*INPUT MATERIAL:*

↓↓↓

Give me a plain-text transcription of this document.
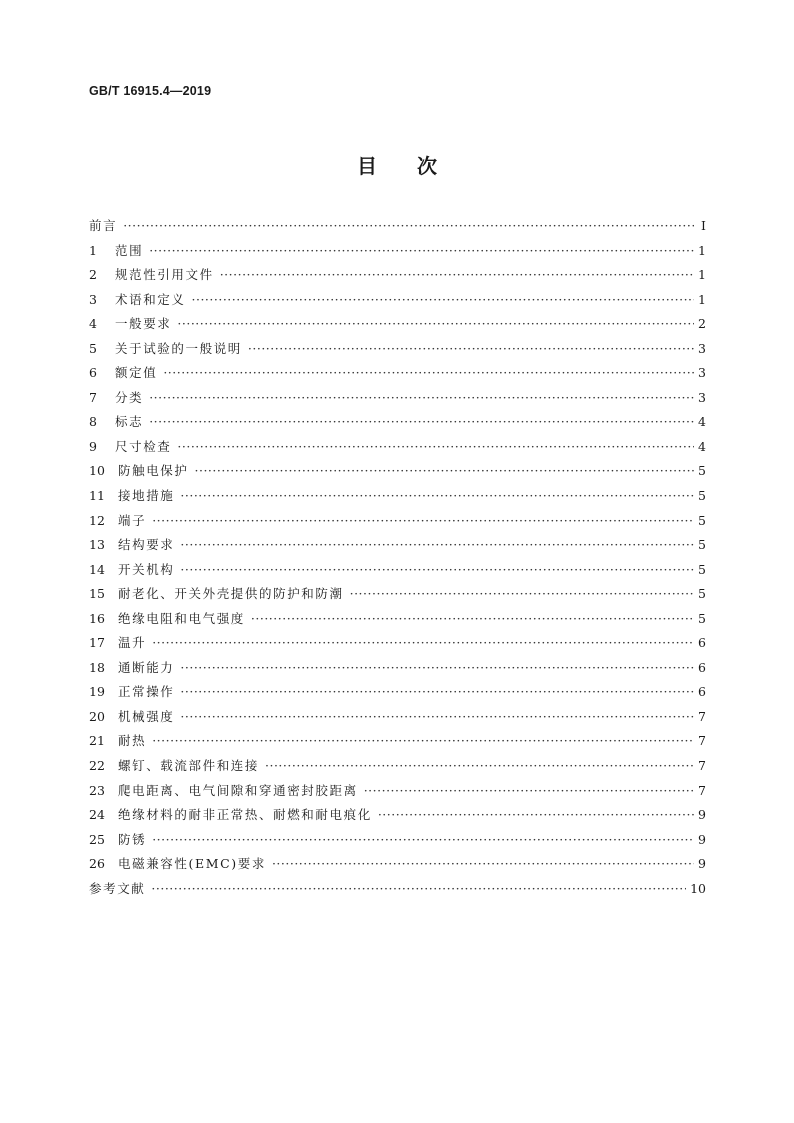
GB/T 16915.4—2019
目 次
前言 ·····	Ⅰ
1	范围 ·····	1
2	规范性引用文件 ·····	1
3	术语和定义 ·····	1
4	一般要求 ·····	2
5	关于试验的一般说明 ·····	3
6	额定值 ·····	3
7	分类 ·····	3
8	标志 ·····	4
9	尺寸检查 ·····	4
10	防触电保护 ·····	5
11	接地措施 ·····	5
12	端子 ·····	5
13	结构要求 ·····	5
14	开关机构 ·····	5
15	耐老化、开关外壳提供的防护和防潮 ·····	5
16	绝缘电阻和电气强度 ·····	5
17	温升 ·····	6
18	通断能力 ·····	6
19	正常操作 ·····	6
20	机械强度 ·····	7
21	耐热 ·····	7
22	螺钉、载流部件和连接 ·····	7
23	爬电距离、电气间隙和穿通密封胶距离 ·····	7
24	绝缘材料的耐非正常热、耐燃和耐电痕化 ·····	9
25	防锈 ·····	9
26	电磁兼容性(EMC)要求 ·····	9
参考文献 ·····	10
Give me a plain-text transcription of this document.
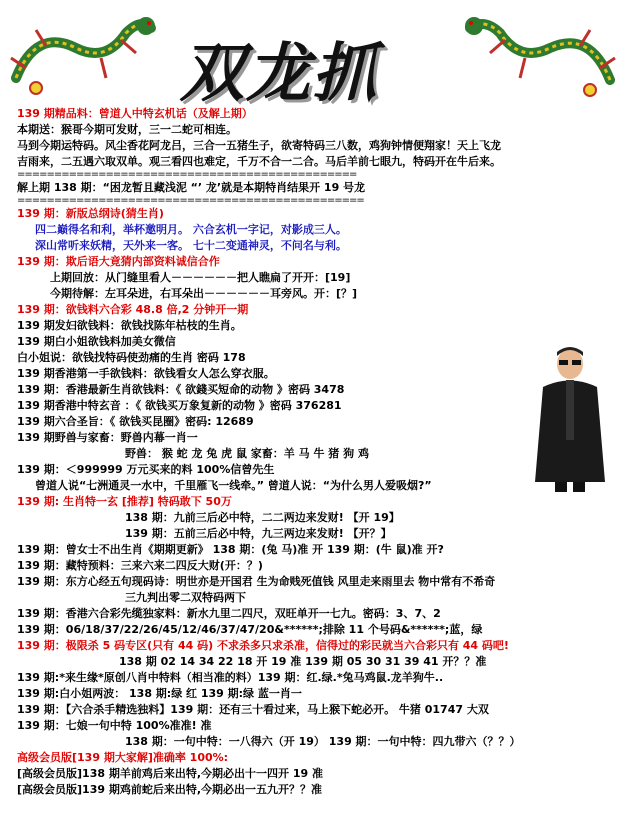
双龙抓
139 期精品料：曾道人中特玄机话（及解上期）
本期送：猴哥今期可发财，三一二蛇可相连。
马到今期运特码。风尘香花阿龙吕，三合一五猪生子，欲寄特码三八数，鸡狗钟情便翔家！天上飞龙
吉雨来，二五遇六取双单。观三看四也难定，千万不合一二合。马后羊前七眼九，特码开在牛后来。
==============================================
解上期 138 期：“困龙暂且藏浅泥 “’ 龙’就是本期特肖结果开 19 号龙
===============================================
139 期：新版总纲诗(猜生肖)
四二巅得名和利，举杯邀明月。 六合玄机一字记，对影成三人。
深山常听来妖精，天外来一客。 七十二变通神灵，不问名与利。
139 期：欺后语大竟猜内部资料诚信合作
上期回放：从门缝里看人－－－－－－把人瞧扁了开开：[19]
今期待解：左耳朵进，右耳朵出－－－－－－耳旁风。开：[？]
139 期：欲钱料六合彩 48.8 倍,2 分钟开一期
139 期发妇欲钱料：欲钱找陈年枯枝的生肖。
139 期白小姐欲钱料加美女微信
白小姐说：欲钱找特码使劲痛的生肖 密码 178
139 期香港第一手欲钱料：欲钱看女人怎么穿衣服。
139 期：香港最新生肖欲钱料：《 欲錢买短命的动物 》密码 3478
139 期香港中特玄音 ：《 欲钱买万象复新的动物 》密码 376281
139 期六合圣旨：《 欲钱买昆圈》密码: 12689
139 期野兽与家畜：野兽内幕一肖一
野兽： 猴 蛇 龙 兔 虎 鼠 家畜：羊 马 牛 猪 狗 鸡
139 期：＜999999 万元买来的料 100%信曾先生
曾道人说“七洲通灵一水中，千里雁飞一线牵。” 曾道人说：“为什么男人爱吸烟?”
139 期: 生肖特一玄 [推荐] 特码敢下 50万
138 期：九前三后必中特，二二两边来发财! 【开 19】
139 期：五前三后必中特，九三两边来发财! 【开？】
139 期：曾女士不出生肖《期期更新》 138 期：(兔 马)准 开 139 期：(牛 鼠)准 开?
139 期：藏特预料：三来六来二四反大财(开：？)
139 期：东方心经五句现码诗：明世亦是开国君 生为命贱死值钱 风里走来雨里去 物中常有不希奇
三九判出零二双特码两下
139 期：香港六合彩先缆独家料：新水九里二四尺，双旺单开一七九。密码：3、7、2
139 期：06/18/37/22/26/45/12/46/37/47/20&******;排除 11 个号码&******;蓝，绿
139 期：极限杀 5 码专区(只有 44 码) 不求杀多只求杀准，信得过的彩民就当六合彩只有 44 码吧!
138 期 02 14 34 22 18 开 19 准 139 期 05 30 31 39 41 开？？准
139 期:*来生缘*原创八肖中特料（相当准的料）139 期：红.绿.*兔马鸡鼠.龙羊狗牛..
139 期:白小姐两波： 138 期:绿 红 139 期:绿 蓝一肖一
139 期：【六合杀手精选独料】139 期：还有三十看过来，马上猴下蛇必开。 牛猪 01747 大双
139 期：七娘一句中特 100%准准! 准
138 期：一句中特：一八得六（开 19） 139 期：一句中特：四九带六（？？）
高级会员版[139 期大家解]准确率 100%:
[高级会员版]138 期羊前鸡后来出特,今期必出十一四开 19 准
[高级会员版]139 期鸡前蛇后来出特,今期必出一五九开？？准
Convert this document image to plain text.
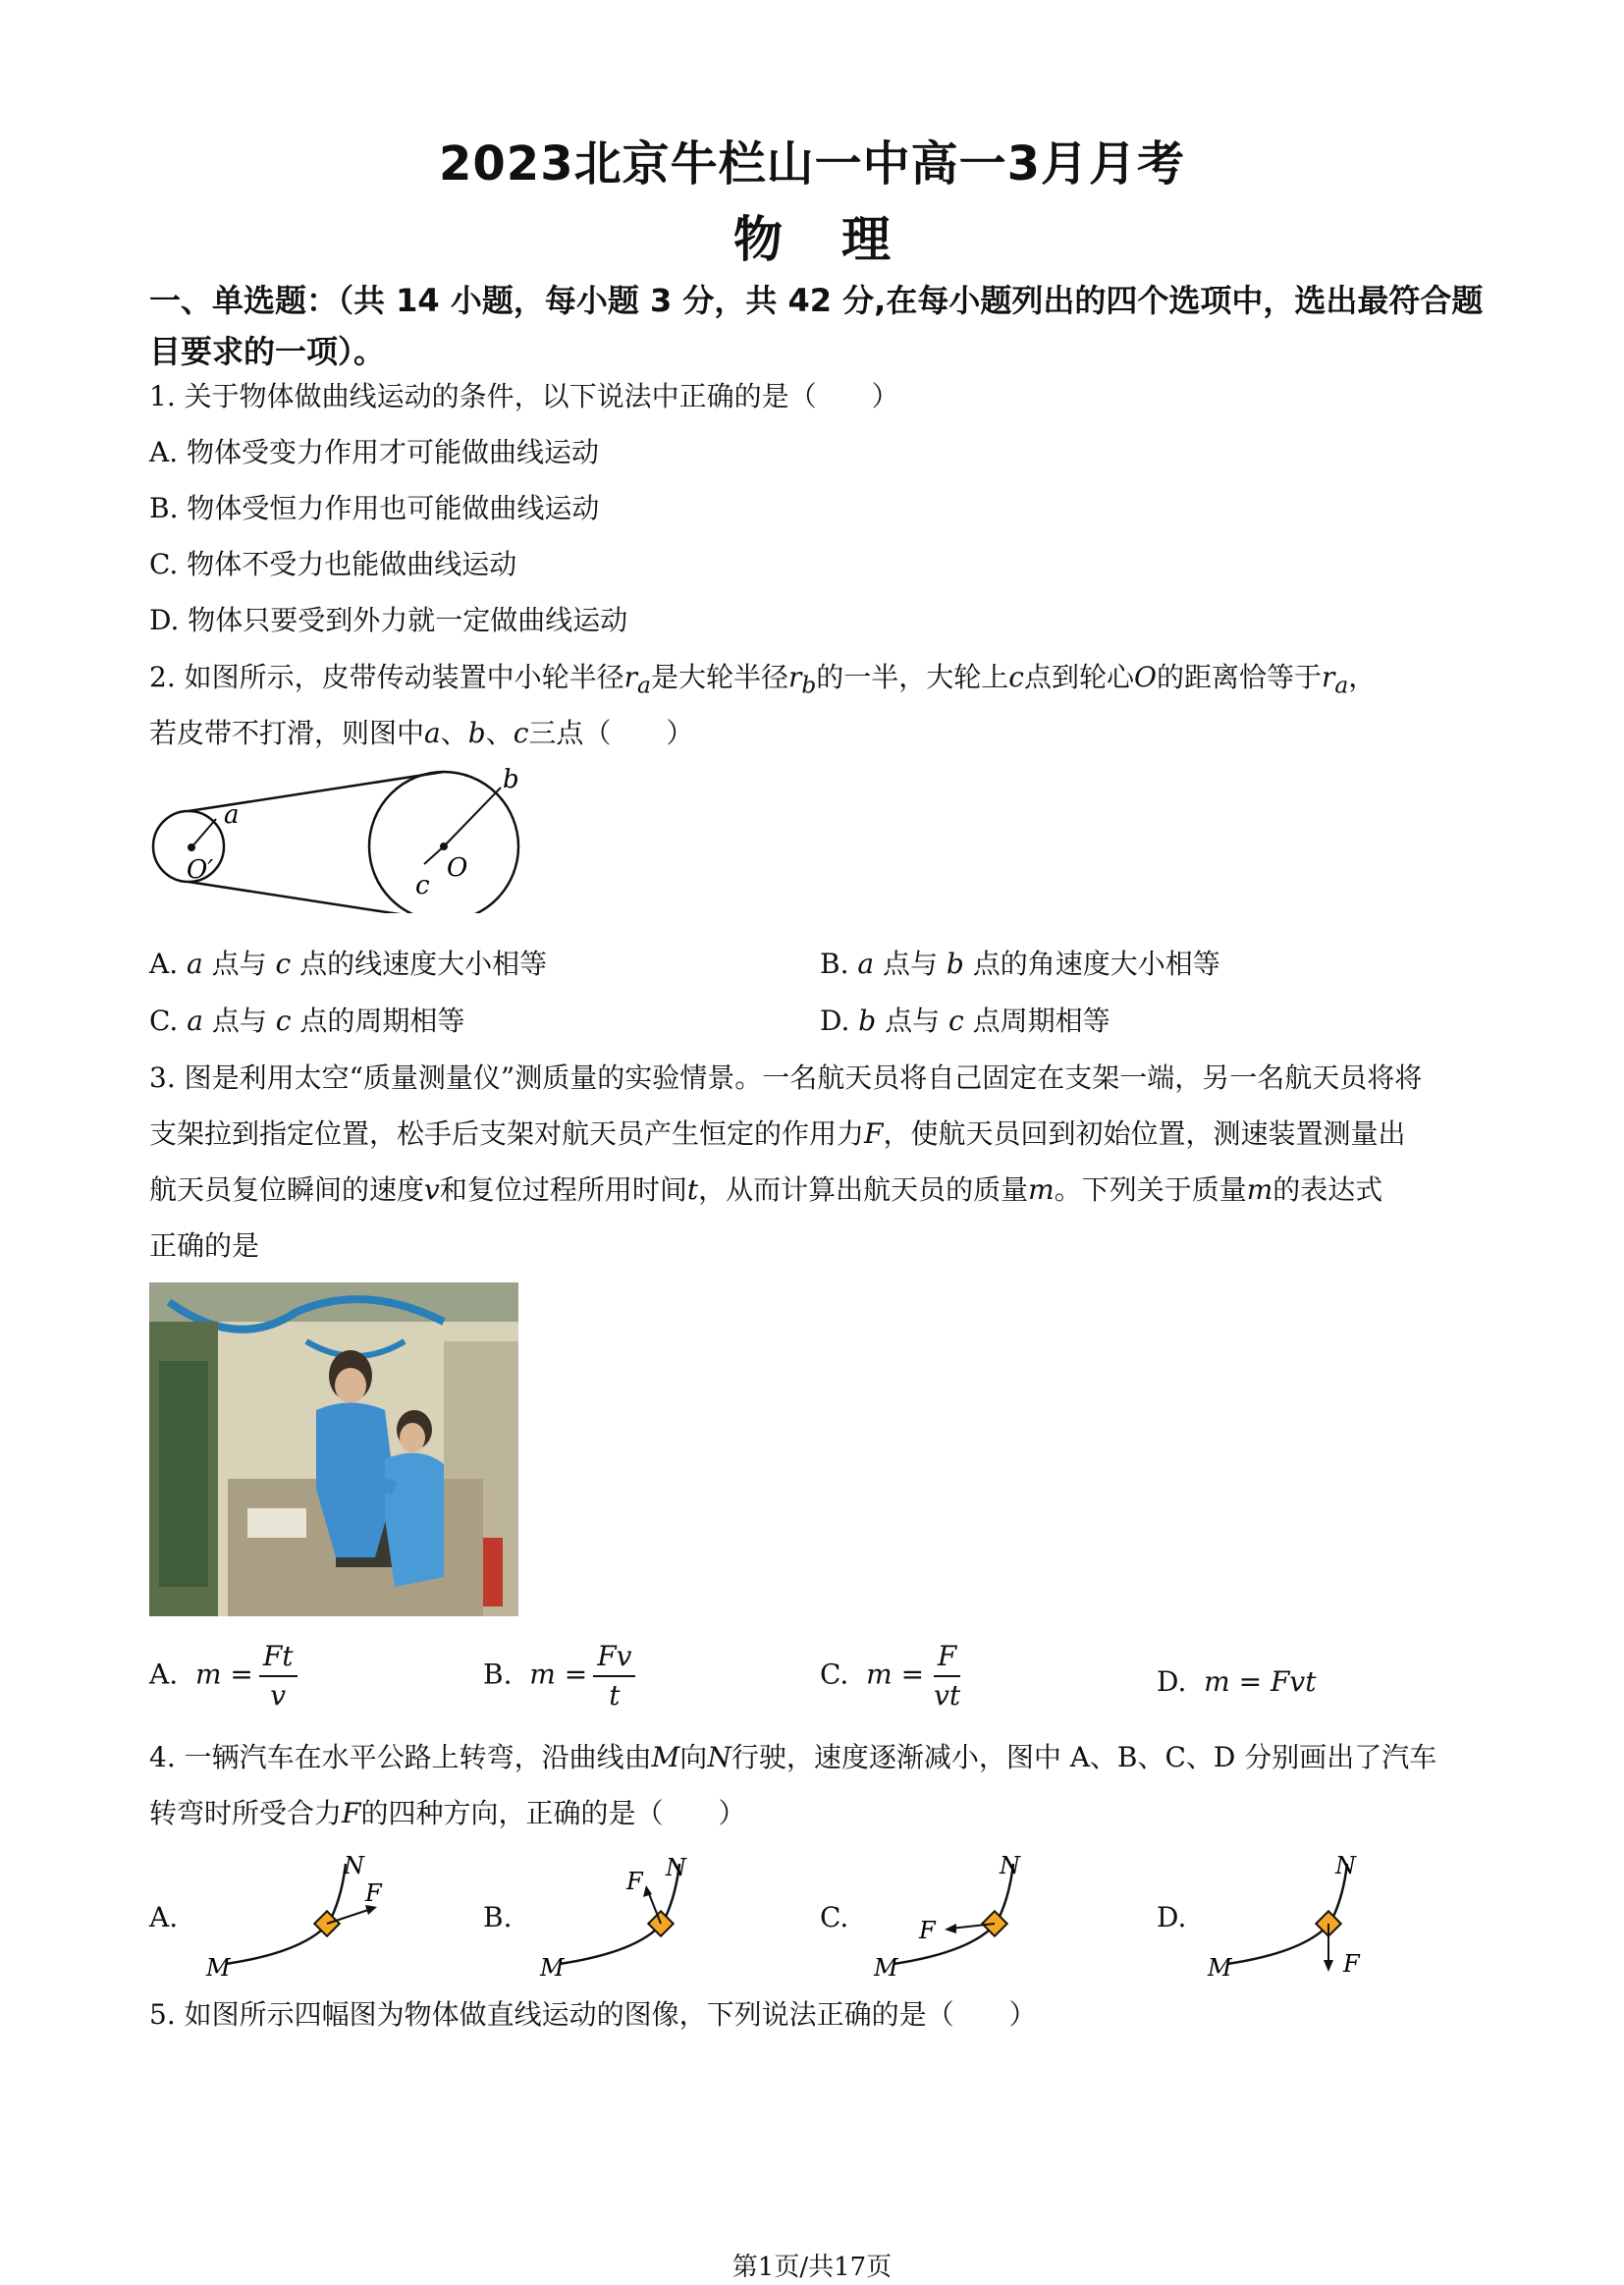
2023北京牛栏山一中高一3月月考
物理
一、单选题：（共 14 小题，每小题 3 分，共 42 分,在每小题列出的四个选项中，选出最符合题
目要求的一项）。
1. 关于物体做曲线运动的条件，以下说法中正确的是（　　）
A. 物体受变力作用才可能做曲线运动
B. 物体受恒力作用也可能做曲线运动
C. 物体不受力也能做曲线运动
D. 物体只要受到外力就一定做曲线运动
2. 如图所示，皮带传动装置中小轮半径$r_a$是大轮半径$r_b$的一半，大轮上c点到轮心O的距离恰等于$r_a$，
若皮带不打滑，则图中a、b、c三点（　　）
a
b
c
O
O′
A. a 点与 c 点的线速度大小相等	B. a 点与 b 点的角速度大小相等
C. a 点与 c 点的周期相等	D. b 点与 c 点周期相等
3. 图是利用太空“质量测量仪”测质量的实验情景。一名航天员将自己固定在支架一端，另一名航天员将将
支架拉到指定位置，松手后支架对航天员产生恒定的作用力F，使航天员回到初始位置，测速装置测量出
航天员复位瞬间的速度v和复位过程所用时间t，从而计算出航天员的质量m。下列关于质量m的表达式
正确的是
A. $m = \frac{Ft}{v}$	B. $m = \frac{Fv}{t}$	C. $m = \frac{F}{vt}$	D. m = Fvt
4. 一辆汽车在水平公路上转弯，沿曲线由M向N行驶，速度逐渐减小，图中 A、B、C、D 分别画出了汽车
转弯时所受合力F的四种方向，正确的是（　　）
A.	B.	C.	D.
N
F
M
N
F
M
N
F
M
N
F
M
5. 如图所示四幅图为物体做直线运动的图像，下列说法正确的是（　　）
第1页/共17页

↑↑↑

*WHAT IS NEEDED:*
Reproduce every line above as written, skipping pictures.

*SOLUTION TO THIS EXERCISE:*
Give me a plain-text transcription of this document.
GB/T 16915.4—2019
目 次
前言 ·····	Ⅰ
1	范围 ·····	1
2	规范性引用文件 ·····	1
3	术语和定义 ·····	1
4	一般要求 ·····	2
5	关于试验的一般说明 ·····	3
6	额定值 ·····	3
7	分类 ·····	3
8	标志 ·····	4
9	尺寸检查 ·····	4
10	防触电保护 ·····	5
11	接地措施 ·····	5
12	端子 ·····	5
13	结构要求 ·····	5
14	开关机构 ·····	5
15	耐老化、开关外壳提供的防护和防潮 ·····	5
16	绝缘电阻和电气强度 ·····	5
17	温升 ·····	6
18	通断能力 ·····	6
19	正常操作 ·····	6
20	机械强度 ·····	7
21	耐热 ·····	7
22	螺钉、载流部件和连接 ·····	7
23	爬电距离、电气间隙和穿通密封胶距离 ·····	7
24	绝缘材料的耐非正常热、耐燃和耐电痕化 ·····	9
25	防锈 ·····	9
26	电磁兼容性(EMC)要求 ·····	9
参考文献 ·····	10
Give me a plain-text transcription of this document.
双龙抓
139 期精品料：曾道人中特玄机话（及解上期）
本期送：猴哥今期可发财，三一二蛇可相连。
马到今期运特码。风尘香花阿龙吕，三合一五猪生子，欲寄特码三八数，鸡狗钟情便翔家！天上飞龙
吉雨来，二五遇六取双单。观三看四也难定，千万不合一二合。马后羊前七眼九，特码开在牛后来。
==============================================
解上期 138 期：“困龙暂且藏浅泥 “’ 龙’就是本期特肖结果开 19 号龙
===============================================
139 期：新版总纲诗(猜生肖)
四二巅得名和利，举杯邀明月。 六合玄机一字记，对影成三人。
深山常听来妖精，天外来一客。 七十二变通神灵，不问名与利。
139 期：欺后语大竟猜内部资料诚信合作
上期回放：从门缝里看人－－－－－－把人瞧扁了开开：[19]
今期待解：左耳朵进，右耳朵出－－－－－－耳旁风。开：[？]
139 期：欲钱料六合彩 48.8 倍,2 分钟开一期
139 期发妇欲钱料：欲钱找陈年枯枝的生肖。
139 期白小姐欲钱料加美女微信
白小姐说：欲钱找特码使劲痛的生肖 密码 178
139 期香港第一手欲钱料：欲钱看女人怎么穿衣服。
139 期：香港最新生肖欲钱料：《 欲錢买短命的动物 》密码 3478
139 期香港中特玄音 ：《 欲钱买万象复新的动物 》密码 376281
139 期六合圣旨：《 欲钱买昆圈》密码: 12689
139 期野兽与家畜：野兽内幕一肖一
野兽： 猴 蛇 龙 兔 虎 鼠 家畜：羊 马 牛 猪 狗 鸡
139 期：＜999999 万元买来的料 100%信曾先生
曾道人说“七洲通灵一水中，千里雁飞一线牵。” 曾道人说：“为什么男人爱吸烟?”
139 期: 生肖特一玄 [推荐] 特码敢下 50万
138 期：九前三后必中特，二二两边来发财! 【开 19】
139 期：五前三后必中特，九三两边来发财! 【开？】
139 期：曾女士不出生肖《期期更新》 138 期：(兔 马)准 开 139 期：(牛 鼠)准 开?
139 期：藏特预料：三来六来二四反大财(开：？)
139 期：东方心经五句现码诗：明世亦是开国君 生为命贱死值钱 风里走来雨里去 物中常有不希奇
三九判出零二双特码两下
139 期：香港六合彩先缆独家料：新水九里二四尺，双旺单开一七九。密码：3、7、2
139 期：06/18/37/22/26/45/12/46/37/47/20&******;排除 11 个号码&******;蓝，绿
139 期：极限杀 5 码专区(只有 44 码) 不求杀多只求杀准，信得过的彩民就当六合彩只有 44 码吧!
138 期 02 14 34 22 18 开 19 准 139 期 05 30 31 39 41 开？？准
139 期:*来生缘*原创八肖中特料（相当准的料）139 期：红.绿.*兔马鸡鼠.龙羊狗牛..
139 期:白小姐两波： 138 期:绿 红 139 期:绿 蓝一肖一
139 期：【六合杀手精选独料】139 期：还有三十看过来，马上猴下蛇必开。 牛猪 01747 大双
139 期：七娘一句中特 100%准准! 准
138 期：一句中特：一八得六（开 19） 139 期：一句中特：四九带六（？？）
高级会员版[139 期大家解]准确率 100%:
[高级会员版]138 期羊前鸡后来出特,今期必出十一四开 19 准
[高级会员版]139 期鸡前蛇后来出特,今期必出一五九开？？准
Convert this document image to plain text.
2023北京牛栏山一中高一3月月考
物理
一、单选题：（共 14 小题，每小题 3 分，共 42 分,在每小题列出的四个选项中，选出最符合题
目要求的一项）。
1. 关于物体做曲线运动的条件，以下说法中正确的是（　　）
A. 物体受变力作用才可能做曲线运动
B. 物体受恒力作用也可能做曲线运动
C. 物体不受力也能做曲线运动
D. 物体只要受到外力就一定做曲线运动
2. 如图所示，皮带传动装置中小轮半径$r_a$是大轮半径$r_b$的一半，大轮上c点到轮心O的距离恰等于$r_a$，
若皮带不打滑，则图中a、b、c三点（　　）
a
b
c
O
O′
A. a 点与 c 点的线速度大小相等	B. a 点与 b 点的角速度大小相等
C. a 点与 c 点的周期相等	D. b 点与 c 点周期相等
3. 图是利用太空“质量测量仪”测质量的实验情景。一名航天员将自己固定在支架一端，另一名航天员将将
支架拉到指定位置，松手后支架对航天员产生恒定的作用力F，使航天员回到初始位置，测速装置测量出
航天员复位瞬间的速度v和复位过程所用时间t，从而计算出航天员的质量m。下列关于质量m的表达式
正确的是
A. $m = \frac{Ft}{v}$	B. $m = \frac{Fv}{t}$	C. $m = \frac{F}{vt}$	D. m = Fvt
4. 一辆汽车在水平公路上转弯，沿曲线由M向N行驶，速度逐渐减小，图中 A、B、C、D 分别画出了汽车
转弯时所受合力F的四种方向，正确的是（　　）
A.	B.	C.	D.
N
F
M
N
F
M
N
F
M
N
F
M
5. 如图所示四幅图为物体做直线运动的图像，下列说法正确的是（　　）
第1页/共17页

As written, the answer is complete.